Your objective –
Leave out the pictures and transcribe the rest of the records exactly.

[Data extracted from a collection]
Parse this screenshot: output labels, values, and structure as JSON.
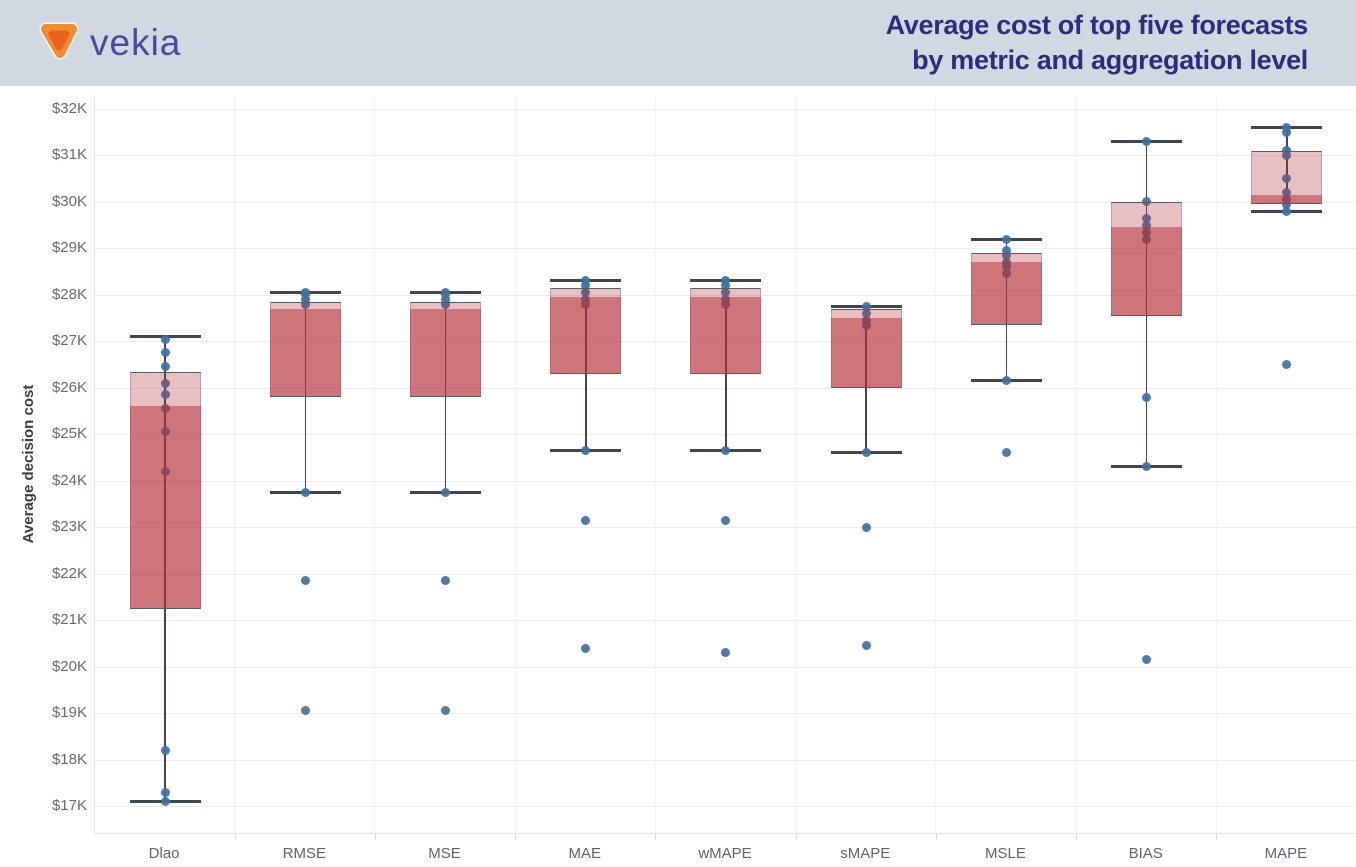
{
  "header": {
    "logo_text": "vekia",
    "title_line1": "Average cost of top five forecasts",
    "title_line2": "by metric and aggregation level"
  },
  "chart_data": {
    "type": "boxplot",
    "title": "Average cost of top five forecasts by metric and aggregation level",
    "ylabel": "Average decision cost",
    "y_unit": "USD thousands",
    "ylim": [
      16.4,
      32.3
    ],
    "grid": "horizontal",
    "legend": "none",
    "y_ticks": [
      {
        "value": 32,
        "label": "$32K"
      },
      {
        "value": 31,
        "label": "$31K"
      },
      {
        "value": 30,
        "label": "$30K"
      },
      {
        "value": 29,
        "label": "$29K"
      },
      {
        "value": 28,
        "label": "$28K"
      },
      {
        "value": 27,
        "label": "$27K"
      },
      {
        "value": 26,
        "label": "$26K"
      },
      {
        "value": 25,
        "label": "$25K"
      },
      {
        "value": 24,
        "label": "$24K"
      },
      {
        "value": 23,
        "label": "$23K"
      },
      {
        "value": 22,
        "label": "$22K"
      },
      {
        "value": 21,
        "label": "$21K"
      },
      {
        "value": 20,
        "label": "$20K"
      },
      {
        "value": 19,
        "label": "$19K"
      },
      {
        "value": 18,
        "label": "$18K"
      },
      {
        "value": 17,
        "label": "$17K"
      }
    ],
    "categories": [
      "Dlao",
      "RMSE",
      "MSE",
      "MAE",
      "wMAPE",
      "sMAPE",
      "MSLE",
      "BIAS",
      "MAPE"
    ],
    "series": [
      {
        "label": "Dlao",
        "whisker_high": 27.1,
        "q3": 26.35,
        "median": 25.6,
        "q1": 21.25,
        "whisker_low": 17.1,
        "points": [
          27.05,
          26.75,
          26.45,
          26.1,
          25.85,
          25.55,
          25.05,
          24.2,
          18.2,
          17.3,
          17.1
        ]
      },
      {
        "label": "RMSE",
        "whisker_high": 28.05,
        "q3": 27.85,
        "median": 27.7,
        "q1": 25.8,
        "whisker_low": 23.75,
        "points": [
          28.05,
          28.0,
          27.9,
          27.8,
          23.75,
          21.85,
          19.05
        ]
      },
      {
        "label": "MSE",
        "whisker_high": 28.05,
        "q3": 27.85,
        "median": 27.7,
        "q1": 25.8,
        "whisker_low": 23.75,
        "points": [
          28.05,
          28.0,
          27.9,
          27.8,
          23.75,
          21.85,
          19.05
        ]
      },
      {
        "label": "MAE",
        "whisker_high": 28.3,
        "q3": 28.15,
        "median": 27.95,
        "q1": 26.3,
        "whisker_low": 24.65,
        "points": [
          28.3,
          28.2,
          28.05,
          27.9,
          27.8,
          24.65,
          23.15,
          20.4
        ]
      },
      {
        "label": "wMAPE",
        "whisker_high": 28.3,
        "q3": 28.15,
        "median": 27.95,
        "q1": 26.3,
        "whisker_low": 24.65,
        "points": [
          28.3,
          28.2,
          28.05,
          27.9,
          27.8,
          24.65,
          23.15,
          20.3
        ]
      },
      {
        "label": "sMAPE",
        "whisker_high": 27.75,
        "q3": 27.7,
        "median": 27.5,
        "q1": 26.0,
        "whisker_low": 24.6,
        "points": [
          27.75,
          27.6,
          27.45,
          27.35,
          24.6,
          23.0,
          20.45
        ]
      },
      {
        "label": "MSLE",
        "whisker_high": 29.2,
        "q3": 28.9,
        "median": 28.7,
        "q1": 27.35,
        "whisker_low": 26.15,
        "points": [
          29.2,
          28.95,
          28.85,
          28.7,
          28.6,
          28.45,
          26.15,
          24.6
        ]
      },
      {
        "label": "BIAS",
        "whisker_high": 31.3,
        "q3": 30.0,
        "median": 29.45,
        "q1": 27.55,
        "whisker_low": 24.3,
        "points": [
          31.3,
          30.0,
          29.65,
          29.5,
          29.35,
          29.2,
          25.8,
          24.3,
          20.15
        ]
      },
      {
        "label": "MAPE",
        "whisker_high": 31.6,
        "q3": 31.1,
        "median": 30.15,
        "q1": 29.95,
        "whisker_low": 29.8,
        "points": [
          31.6,
          31.5,
          31.1,
          31.0,
          30.5,
          30.2,
          30.05,
          29.95,
          29.8,
          26.5
        ]
      }
    ],
    "box_style": {
      "upper_half": "light pink (median to Q3)",
      "lower_half": "dark red (Q1 to median)"
    }
  },
  "colors": {
    "header_bg": "#d2d8e1",
    "title_text": "#2e2c7d",
    "logo_text": "#4a47a1",
    "logo_orange_outer": "#f28c33",
    "logo_orange_inner": "#e8641a",
    "box_base": "#b42d37",
    "dot": "#44709e",
    "whisker": "#3f4650",
    "grid_line": "#ededf1",
    "axis_text": "#666a72"
  }
}
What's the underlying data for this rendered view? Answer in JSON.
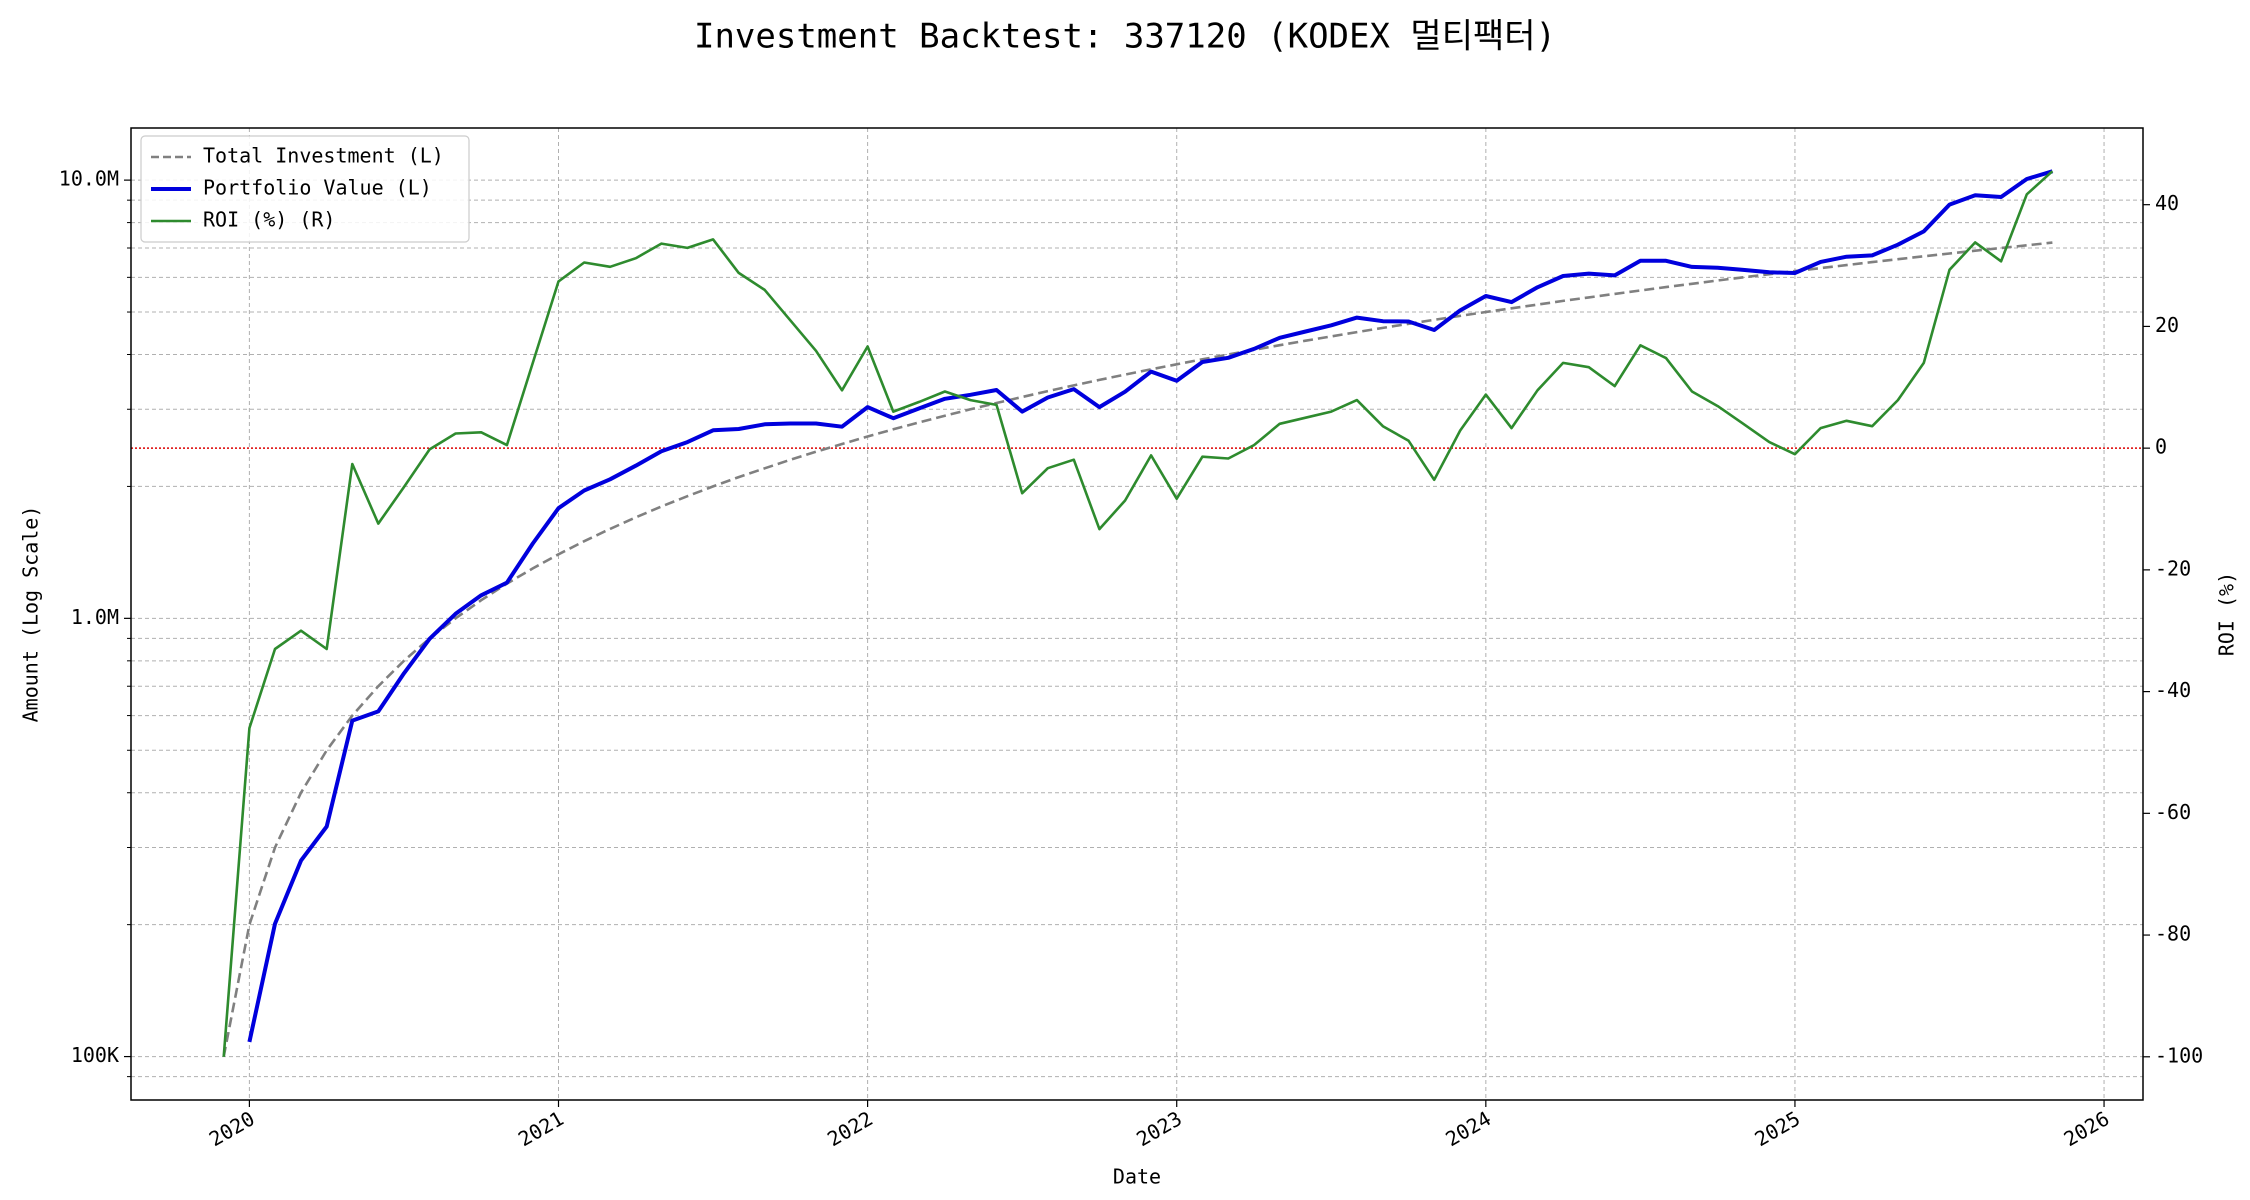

Problem solution –
Parse this screenshot: output labels, values, and structure as JSON.
{
  "header": {
    "logo_text": "vekia",
    "title_line1": "Average cost of top five forecasts",
    "title_line2": "by metric and aggregation level"
  },
  "chart_data": {
    "type": "boxplot",
    "title": "Average cost of top five forecasts by metric and aggregation level",
    "ylabel": "Average decision cost",
    "y_unit": "USD thousands",
    "ylim": [
      16.4,
      32.3
    ],
    "grid": "horizontal",
    "legend": "none",
    "y_ticks": [
      {
        "value": 32,
        "label": "$32K"
      },
      {
        "value": 31,
        "label": "$31K"
      },
      {
        "value": 30,
        "label": "$30K"
      },
      {
        "value": 29,
        "label": "$29K"
      },
      {
        "value": 28,
        "label": "$28K"
      },
      {
        "value": 27,
        "label": "$27K"
      },
      {
        "value": 26,
        "label": "$26K"
      },
      {
        "value": 25,
        "label": "$25K"
      },
      {
        "value": 24,
        "label": "$24K"
      },
      {
        "value": 23,
        "label": "$23K"
      },
      {
        "value": 22,
        "label": "$22K"
      },
      {
        "value": 21,
        "label": "$21K"
      },
      {
        "value": 20,
        "label": "$20K"
      },
      {
        "value": 19,
        "label": "$19K"
      },
      {
        "value": 18,
        "label": "$18K"
      },
      {
        "value": 17,
        "label": "$17K"
      }
    ],
    "categories": [
      "Dlao",
      "RMSE",
      "MSE",
      "MAE",
      "wMAPE",
      "sMAPE",
      "MSLE",
      "BIAS",
      "MAPE"
    ],
    "series": [
      {
        "label": "Dlao",
        "whisker_high": 27.1,
        "q3": 26.35,
        "median": 25.6,
        "q1": 21.25,
        "whisker_low": 17.1,
        "points": [
          27.05,
          26.75,
          26.45,
          26.1,
          25.85,
          25.55,
          25.05,
          24.2,
          18.2,
          17.3,
          17.1
        ]
      },
      {
        "label": "RMSE",
        "whisker_high": 28.05,
        "q3": 27.85,
        "median": 27.7,
        "q1": 25.8,
        "whisker_low": 23.75,
        "points": [
          28.05,
          28.0,
          27.9,
          27.8,
          23.75,
          21.85,
          19.05
        ]
      },
      {
        "label": "MSE",
        "whisker_high": 28.05,
        "q3": 27.85,
        "median": 27.7,
        "q1": 25.8,
        "whisker_low": 23.75,
        "points": [
          28.05,
          28.0,
          27.9,
          27.8,
          23.75,
          21.85,
          19.05
        ]
      },
      {
        "label": "MAE",
        "whisker_high": 28.3,
        "q3": 28.15,
        "median": 27.95,
        "q1": 26.3,
        "whisker_low": 24.65,
        "points": [
          28.3,
          28.2,
          28.05,
          27.9,
          27.8,
          24.65,
          23.15,
          20.4
        ]
      },
      {
        "label": "wMAPE",
        "whisker_high": 28.3,
        "q3": 28.15,
        "median": 27.95,
        "q1": 26.3,
        "whisker_low": 24.65,
        "points": [
          28.3,
          28.2,
          28.05,
          27.9,
          27.8,
          24.65,
          23.15,
          20.3
        ]
      },
      {
        "label": "sMAPE",
        "whisker_high": 27.75,
        "q3": 27.7,
        "median": 27.5,
        "q1": 26.0,
        "whisker_low": 24.6,
        "points": [
          27.75,
          27.6,
          27.45,
          27.35,
          24.6,
          23.0,
          20.45
        ]
      },
      {
        "label": "MSLE",
        "whisker_high": 29.2,
        "q3": 28.9,
        "median": 28.7,
        "q1": 27.35,
        "whisker_low": 26.15,
        "points": [
          29.2,
          28.95,
          28.85,
          28.7,
          28.6,
          28.45,
          26.15,
          24.6
        ]
      },
      {
        "label": "BIAS",
        "whisker_high": 31.3,
        "q3": 30.0,
        "median": 29.45,
        "q1": 27.55,
        "whisker_low": 24.3,
        "points": [
          31.3,
          30.0,
          29.65,
          29.5,
          29.35,
          29.2,
          25.8,
          24.3,
          20.15
        ]
      },
      {
        "label": "MAPE",
        "whisker_high": 31.6,
        "q3": 31.1,
        "median": 30.15,
        "q1": 29.95,
        "whisker_low": 29.8,
        "points": [
          31.6,
          31.5,
          31.1,
          31.0,
          30.5,
          30.2,
          30.05,
          29.95,
          29.8,
          26.5
        ]
      }
    ],
    "box_style": {
      "upper_half": "light pink (median to Q3)",
      "lower_half": "dark red (Q1 to median)"
    }
  },
  "colors": {
    "header_bg": "#d2d8e1",
    "title_text": "#2e2c7d",
    "logo_text": "#4a47a1",
    "logo_orange_outer": "#f28c33",
    "logo_orange_inner": "#e8641a",
    "box_base": "#b42d37",
    "dot": "#44709e",
    "whisker": "#3f4650",
    "grid_line": "#ededf1",
    "axis_text": "#666a72"
  }
}
What's the underlying data for this rendered view? Answer in JSON.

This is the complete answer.